Items >>
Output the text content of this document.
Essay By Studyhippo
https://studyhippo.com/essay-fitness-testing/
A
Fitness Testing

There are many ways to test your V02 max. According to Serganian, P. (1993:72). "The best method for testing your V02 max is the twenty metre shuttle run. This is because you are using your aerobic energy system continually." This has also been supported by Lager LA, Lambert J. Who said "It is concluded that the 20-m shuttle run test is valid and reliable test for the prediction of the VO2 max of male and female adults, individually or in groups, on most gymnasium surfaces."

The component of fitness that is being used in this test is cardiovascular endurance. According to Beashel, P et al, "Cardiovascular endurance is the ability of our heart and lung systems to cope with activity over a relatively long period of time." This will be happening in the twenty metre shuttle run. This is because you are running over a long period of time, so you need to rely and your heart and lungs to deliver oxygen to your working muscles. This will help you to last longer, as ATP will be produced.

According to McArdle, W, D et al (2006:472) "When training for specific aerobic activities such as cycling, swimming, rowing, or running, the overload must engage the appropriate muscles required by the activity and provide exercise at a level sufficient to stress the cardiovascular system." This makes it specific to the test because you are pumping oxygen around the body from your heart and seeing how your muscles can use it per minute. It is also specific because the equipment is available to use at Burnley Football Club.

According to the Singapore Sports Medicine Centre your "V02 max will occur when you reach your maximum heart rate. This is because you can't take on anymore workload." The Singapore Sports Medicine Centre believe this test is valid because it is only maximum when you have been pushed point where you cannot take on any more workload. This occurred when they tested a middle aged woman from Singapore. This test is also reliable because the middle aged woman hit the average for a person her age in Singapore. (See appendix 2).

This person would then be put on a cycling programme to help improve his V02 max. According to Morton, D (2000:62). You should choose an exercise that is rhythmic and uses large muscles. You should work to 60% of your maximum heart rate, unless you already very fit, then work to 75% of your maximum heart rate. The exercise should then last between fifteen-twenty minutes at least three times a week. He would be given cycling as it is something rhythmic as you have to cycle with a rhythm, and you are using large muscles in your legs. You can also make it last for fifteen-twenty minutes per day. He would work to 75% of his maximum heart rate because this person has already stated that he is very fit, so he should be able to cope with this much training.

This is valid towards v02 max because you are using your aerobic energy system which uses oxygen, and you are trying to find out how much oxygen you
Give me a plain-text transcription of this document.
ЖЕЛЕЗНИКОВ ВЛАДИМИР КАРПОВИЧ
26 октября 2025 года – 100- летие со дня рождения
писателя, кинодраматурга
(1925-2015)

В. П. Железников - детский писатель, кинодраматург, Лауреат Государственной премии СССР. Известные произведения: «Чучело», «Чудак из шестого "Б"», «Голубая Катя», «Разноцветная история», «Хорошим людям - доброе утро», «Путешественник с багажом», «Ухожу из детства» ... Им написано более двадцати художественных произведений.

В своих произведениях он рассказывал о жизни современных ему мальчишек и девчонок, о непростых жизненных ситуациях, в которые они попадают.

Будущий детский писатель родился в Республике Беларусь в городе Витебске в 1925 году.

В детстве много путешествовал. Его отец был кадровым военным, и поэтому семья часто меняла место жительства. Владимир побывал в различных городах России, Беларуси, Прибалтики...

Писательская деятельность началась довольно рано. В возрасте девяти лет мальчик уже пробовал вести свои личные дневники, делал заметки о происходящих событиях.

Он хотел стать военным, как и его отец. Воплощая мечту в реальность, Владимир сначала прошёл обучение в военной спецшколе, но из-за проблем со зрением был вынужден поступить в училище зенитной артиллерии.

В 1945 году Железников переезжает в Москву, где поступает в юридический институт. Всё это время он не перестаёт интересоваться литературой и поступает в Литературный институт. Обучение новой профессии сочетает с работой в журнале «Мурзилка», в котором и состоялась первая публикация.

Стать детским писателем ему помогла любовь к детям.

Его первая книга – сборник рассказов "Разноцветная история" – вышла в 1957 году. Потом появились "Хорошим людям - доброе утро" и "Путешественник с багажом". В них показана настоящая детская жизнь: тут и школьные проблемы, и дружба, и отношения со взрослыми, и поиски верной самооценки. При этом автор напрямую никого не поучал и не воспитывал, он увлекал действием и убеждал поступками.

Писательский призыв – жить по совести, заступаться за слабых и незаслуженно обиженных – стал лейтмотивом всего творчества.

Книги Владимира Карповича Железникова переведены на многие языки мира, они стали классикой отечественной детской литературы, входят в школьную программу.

Stated goal >>
Scan the material above for the word "text". Copy each line where it occurs.

Completed exercise >>
Output the text content of this document.
Give me a plain-text transcription of this document.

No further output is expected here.